Exercise requirements = Find each line with "JSON" and copy it.

(Collected data)

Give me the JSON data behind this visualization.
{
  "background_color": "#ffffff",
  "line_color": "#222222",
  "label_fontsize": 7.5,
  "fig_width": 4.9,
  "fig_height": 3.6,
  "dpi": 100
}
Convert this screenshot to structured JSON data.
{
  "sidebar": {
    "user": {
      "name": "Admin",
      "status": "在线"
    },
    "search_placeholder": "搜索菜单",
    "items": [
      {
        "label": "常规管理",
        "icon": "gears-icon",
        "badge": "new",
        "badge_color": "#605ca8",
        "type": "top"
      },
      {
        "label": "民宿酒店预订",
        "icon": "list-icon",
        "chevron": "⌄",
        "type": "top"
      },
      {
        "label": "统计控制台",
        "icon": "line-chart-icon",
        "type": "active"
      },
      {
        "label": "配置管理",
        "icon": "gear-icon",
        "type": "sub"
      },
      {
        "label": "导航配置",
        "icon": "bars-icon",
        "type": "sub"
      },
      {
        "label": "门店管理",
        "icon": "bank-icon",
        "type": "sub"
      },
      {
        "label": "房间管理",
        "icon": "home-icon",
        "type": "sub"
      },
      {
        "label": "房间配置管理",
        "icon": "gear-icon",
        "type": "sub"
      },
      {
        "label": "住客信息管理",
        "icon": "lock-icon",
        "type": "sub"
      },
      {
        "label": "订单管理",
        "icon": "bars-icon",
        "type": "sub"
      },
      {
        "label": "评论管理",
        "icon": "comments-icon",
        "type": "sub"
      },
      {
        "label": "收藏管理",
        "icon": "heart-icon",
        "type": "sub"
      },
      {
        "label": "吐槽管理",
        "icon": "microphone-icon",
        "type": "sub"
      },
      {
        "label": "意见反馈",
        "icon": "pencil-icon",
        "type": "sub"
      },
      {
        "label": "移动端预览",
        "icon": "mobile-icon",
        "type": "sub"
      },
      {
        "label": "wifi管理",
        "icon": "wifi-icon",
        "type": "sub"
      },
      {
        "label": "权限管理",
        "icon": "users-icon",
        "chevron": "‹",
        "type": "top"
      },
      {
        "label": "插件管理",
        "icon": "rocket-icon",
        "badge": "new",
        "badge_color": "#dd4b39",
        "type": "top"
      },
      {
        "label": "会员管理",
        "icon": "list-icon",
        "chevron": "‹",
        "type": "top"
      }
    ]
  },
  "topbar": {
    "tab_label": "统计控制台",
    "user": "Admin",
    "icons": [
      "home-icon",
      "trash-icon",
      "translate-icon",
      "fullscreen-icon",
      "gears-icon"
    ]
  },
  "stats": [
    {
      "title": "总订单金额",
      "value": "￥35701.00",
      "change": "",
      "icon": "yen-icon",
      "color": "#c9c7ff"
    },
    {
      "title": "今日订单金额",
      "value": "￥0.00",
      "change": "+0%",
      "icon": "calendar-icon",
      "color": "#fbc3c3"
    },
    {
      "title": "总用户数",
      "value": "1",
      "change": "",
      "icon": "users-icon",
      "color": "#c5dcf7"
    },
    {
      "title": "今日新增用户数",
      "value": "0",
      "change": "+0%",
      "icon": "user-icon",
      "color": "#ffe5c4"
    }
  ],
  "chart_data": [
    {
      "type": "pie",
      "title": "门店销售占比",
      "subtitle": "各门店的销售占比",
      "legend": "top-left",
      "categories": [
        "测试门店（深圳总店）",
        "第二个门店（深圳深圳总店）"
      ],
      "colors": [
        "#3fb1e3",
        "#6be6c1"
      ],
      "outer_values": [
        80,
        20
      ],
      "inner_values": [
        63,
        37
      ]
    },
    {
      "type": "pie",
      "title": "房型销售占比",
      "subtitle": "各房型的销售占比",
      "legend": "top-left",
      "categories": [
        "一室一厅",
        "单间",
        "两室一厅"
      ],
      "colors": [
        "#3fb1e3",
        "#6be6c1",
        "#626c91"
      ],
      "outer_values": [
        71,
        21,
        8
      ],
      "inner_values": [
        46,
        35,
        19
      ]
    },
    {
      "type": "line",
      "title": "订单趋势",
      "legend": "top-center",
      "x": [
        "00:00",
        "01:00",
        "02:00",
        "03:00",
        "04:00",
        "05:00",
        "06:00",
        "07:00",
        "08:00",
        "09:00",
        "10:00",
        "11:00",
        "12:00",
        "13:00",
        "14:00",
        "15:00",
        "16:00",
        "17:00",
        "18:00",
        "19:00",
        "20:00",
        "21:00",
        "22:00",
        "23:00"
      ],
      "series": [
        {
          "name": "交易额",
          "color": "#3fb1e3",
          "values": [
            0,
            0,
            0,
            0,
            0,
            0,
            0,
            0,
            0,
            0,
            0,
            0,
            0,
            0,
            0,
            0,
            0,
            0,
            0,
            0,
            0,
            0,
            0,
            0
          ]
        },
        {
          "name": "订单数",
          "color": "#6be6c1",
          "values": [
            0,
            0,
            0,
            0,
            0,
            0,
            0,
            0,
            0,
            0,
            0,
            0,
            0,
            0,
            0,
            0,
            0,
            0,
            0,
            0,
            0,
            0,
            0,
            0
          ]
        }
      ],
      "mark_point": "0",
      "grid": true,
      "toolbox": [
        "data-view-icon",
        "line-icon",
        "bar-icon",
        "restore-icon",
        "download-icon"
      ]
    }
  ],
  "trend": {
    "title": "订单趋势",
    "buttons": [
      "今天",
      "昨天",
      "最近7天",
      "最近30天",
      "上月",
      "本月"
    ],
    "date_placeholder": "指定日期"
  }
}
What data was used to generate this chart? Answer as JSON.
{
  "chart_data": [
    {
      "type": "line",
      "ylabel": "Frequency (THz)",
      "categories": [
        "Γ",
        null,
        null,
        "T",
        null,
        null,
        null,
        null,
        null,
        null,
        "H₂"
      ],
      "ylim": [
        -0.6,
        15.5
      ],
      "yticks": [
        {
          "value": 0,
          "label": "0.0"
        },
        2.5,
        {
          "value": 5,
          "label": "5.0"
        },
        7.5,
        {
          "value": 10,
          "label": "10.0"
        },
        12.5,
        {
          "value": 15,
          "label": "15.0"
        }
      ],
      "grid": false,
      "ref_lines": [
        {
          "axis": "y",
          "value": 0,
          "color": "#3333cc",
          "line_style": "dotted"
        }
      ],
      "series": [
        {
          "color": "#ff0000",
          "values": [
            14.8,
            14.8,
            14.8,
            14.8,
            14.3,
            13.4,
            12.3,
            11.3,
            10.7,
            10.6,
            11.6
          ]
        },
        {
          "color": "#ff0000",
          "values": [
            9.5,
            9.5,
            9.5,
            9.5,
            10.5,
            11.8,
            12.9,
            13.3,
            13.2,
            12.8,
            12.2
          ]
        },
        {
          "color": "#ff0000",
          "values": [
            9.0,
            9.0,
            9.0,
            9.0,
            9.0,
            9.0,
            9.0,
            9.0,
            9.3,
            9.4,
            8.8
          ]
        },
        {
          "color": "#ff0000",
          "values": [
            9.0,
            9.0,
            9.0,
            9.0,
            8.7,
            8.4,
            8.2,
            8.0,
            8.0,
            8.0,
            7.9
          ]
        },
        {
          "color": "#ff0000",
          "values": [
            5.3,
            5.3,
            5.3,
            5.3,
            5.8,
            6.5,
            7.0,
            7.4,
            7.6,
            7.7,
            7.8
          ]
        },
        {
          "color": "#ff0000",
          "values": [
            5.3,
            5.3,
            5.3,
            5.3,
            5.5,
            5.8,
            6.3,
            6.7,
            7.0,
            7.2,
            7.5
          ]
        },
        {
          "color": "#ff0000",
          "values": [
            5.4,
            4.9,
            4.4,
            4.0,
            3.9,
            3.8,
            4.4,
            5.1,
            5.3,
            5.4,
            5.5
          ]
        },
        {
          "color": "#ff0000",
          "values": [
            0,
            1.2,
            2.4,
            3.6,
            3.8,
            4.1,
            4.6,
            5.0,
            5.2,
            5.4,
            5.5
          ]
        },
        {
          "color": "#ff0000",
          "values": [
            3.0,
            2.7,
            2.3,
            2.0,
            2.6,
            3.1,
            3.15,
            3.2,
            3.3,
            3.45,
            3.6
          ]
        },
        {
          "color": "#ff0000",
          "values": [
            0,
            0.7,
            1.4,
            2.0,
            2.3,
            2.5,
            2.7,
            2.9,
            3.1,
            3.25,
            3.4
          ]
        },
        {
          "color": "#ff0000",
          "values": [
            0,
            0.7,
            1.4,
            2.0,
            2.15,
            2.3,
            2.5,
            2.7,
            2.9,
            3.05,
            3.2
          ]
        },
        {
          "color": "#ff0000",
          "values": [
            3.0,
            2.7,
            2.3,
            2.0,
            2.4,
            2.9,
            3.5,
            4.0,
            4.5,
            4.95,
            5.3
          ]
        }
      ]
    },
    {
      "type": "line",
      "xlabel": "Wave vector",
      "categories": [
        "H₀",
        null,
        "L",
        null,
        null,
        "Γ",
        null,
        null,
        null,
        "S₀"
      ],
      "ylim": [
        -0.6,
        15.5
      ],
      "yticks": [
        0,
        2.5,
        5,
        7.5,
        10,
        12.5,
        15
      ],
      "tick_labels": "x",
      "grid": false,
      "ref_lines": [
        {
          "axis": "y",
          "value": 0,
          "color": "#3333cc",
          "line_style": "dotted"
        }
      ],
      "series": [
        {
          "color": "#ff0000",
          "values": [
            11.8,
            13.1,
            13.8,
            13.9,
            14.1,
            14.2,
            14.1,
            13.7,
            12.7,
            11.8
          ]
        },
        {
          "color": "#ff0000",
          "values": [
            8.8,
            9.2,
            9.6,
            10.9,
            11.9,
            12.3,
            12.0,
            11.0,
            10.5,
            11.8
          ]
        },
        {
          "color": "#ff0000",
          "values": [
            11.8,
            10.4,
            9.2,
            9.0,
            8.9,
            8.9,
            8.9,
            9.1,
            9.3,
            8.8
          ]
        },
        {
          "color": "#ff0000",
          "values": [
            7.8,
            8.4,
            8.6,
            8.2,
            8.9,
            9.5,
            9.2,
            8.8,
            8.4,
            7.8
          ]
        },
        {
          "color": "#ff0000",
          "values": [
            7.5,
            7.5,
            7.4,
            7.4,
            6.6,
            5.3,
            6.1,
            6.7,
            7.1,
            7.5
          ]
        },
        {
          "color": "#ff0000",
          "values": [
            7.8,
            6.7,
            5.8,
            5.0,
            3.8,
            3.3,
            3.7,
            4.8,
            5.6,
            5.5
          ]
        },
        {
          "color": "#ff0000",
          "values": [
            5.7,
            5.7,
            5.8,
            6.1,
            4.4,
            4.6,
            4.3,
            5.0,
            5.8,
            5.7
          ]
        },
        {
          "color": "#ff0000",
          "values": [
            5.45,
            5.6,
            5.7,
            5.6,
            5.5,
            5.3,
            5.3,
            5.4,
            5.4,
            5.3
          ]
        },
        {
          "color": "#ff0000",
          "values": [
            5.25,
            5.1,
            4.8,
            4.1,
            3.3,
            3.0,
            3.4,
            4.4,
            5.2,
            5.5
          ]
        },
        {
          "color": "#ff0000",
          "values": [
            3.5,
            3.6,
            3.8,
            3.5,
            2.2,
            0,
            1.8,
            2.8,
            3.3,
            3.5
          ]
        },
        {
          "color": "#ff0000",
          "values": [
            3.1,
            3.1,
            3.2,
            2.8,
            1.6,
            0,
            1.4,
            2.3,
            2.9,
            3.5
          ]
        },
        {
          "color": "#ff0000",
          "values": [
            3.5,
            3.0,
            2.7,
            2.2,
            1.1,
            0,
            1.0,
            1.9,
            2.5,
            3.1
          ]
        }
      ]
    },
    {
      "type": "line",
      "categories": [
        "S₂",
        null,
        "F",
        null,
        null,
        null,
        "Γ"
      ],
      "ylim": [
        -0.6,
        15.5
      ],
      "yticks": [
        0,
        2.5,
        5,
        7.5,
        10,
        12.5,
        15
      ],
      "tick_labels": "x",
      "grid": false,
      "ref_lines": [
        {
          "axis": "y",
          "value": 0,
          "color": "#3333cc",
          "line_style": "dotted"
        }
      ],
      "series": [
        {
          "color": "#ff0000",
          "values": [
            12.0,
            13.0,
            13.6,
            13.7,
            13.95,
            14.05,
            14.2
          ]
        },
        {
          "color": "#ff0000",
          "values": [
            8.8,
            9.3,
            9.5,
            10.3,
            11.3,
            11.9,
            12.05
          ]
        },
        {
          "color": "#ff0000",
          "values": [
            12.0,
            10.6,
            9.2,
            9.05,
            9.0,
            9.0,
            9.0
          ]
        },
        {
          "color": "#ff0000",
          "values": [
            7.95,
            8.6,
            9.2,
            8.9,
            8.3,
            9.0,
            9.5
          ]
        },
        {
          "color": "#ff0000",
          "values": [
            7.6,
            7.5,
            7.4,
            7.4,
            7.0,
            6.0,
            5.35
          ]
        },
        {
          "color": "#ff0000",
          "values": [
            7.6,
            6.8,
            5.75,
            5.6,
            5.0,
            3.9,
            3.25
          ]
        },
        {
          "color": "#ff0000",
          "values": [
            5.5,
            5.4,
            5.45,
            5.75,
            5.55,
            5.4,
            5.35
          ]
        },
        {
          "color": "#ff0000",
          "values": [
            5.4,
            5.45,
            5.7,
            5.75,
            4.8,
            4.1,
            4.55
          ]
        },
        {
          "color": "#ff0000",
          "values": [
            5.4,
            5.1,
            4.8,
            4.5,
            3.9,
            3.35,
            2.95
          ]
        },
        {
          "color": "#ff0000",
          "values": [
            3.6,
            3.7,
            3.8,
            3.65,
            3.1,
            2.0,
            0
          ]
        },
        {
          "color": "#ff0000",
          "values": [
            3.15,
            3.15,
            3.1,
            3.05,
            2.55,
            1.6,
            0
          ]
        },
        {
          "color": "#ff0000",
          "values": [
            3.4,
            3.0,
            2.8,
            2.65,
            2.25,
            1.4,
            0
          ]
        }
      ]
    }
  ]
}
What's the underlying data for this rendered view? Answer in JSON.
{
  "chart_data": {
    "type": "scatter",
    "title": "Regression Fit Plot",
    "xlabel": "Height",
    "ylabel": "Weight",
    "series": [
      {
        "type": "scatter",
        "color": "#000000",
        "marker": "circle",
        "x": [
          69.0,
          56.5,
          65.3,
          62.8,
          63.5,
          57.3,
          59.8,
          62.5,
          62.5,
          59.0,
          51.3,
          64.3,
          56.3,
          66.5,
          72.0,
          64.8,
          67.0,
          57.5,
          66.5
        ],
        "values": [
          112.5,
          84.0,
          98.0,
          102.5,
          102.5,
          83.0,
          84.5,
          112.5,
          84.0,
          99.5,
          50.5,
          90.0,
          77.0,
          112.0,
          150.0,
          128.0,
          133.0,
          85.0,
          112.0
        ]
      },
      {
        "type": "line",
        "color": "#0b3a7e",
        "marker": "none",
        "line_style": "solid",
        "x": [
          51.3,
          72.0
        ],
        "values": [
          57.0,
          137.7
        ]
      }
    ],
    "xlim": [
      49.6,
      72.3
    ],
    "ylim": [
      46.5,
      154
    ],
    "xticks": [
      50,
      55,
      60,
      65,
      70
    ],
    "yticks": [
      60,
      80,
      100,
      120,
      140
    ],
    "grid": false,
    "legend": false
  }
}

Exercise answer =
Give me the JSON data behind this visualization.
Convert this screenshot to structured JSON data.
What data was used to generate this chart? Answer as JSON.
What's the underlying data for this rendered view? Answer in JSON.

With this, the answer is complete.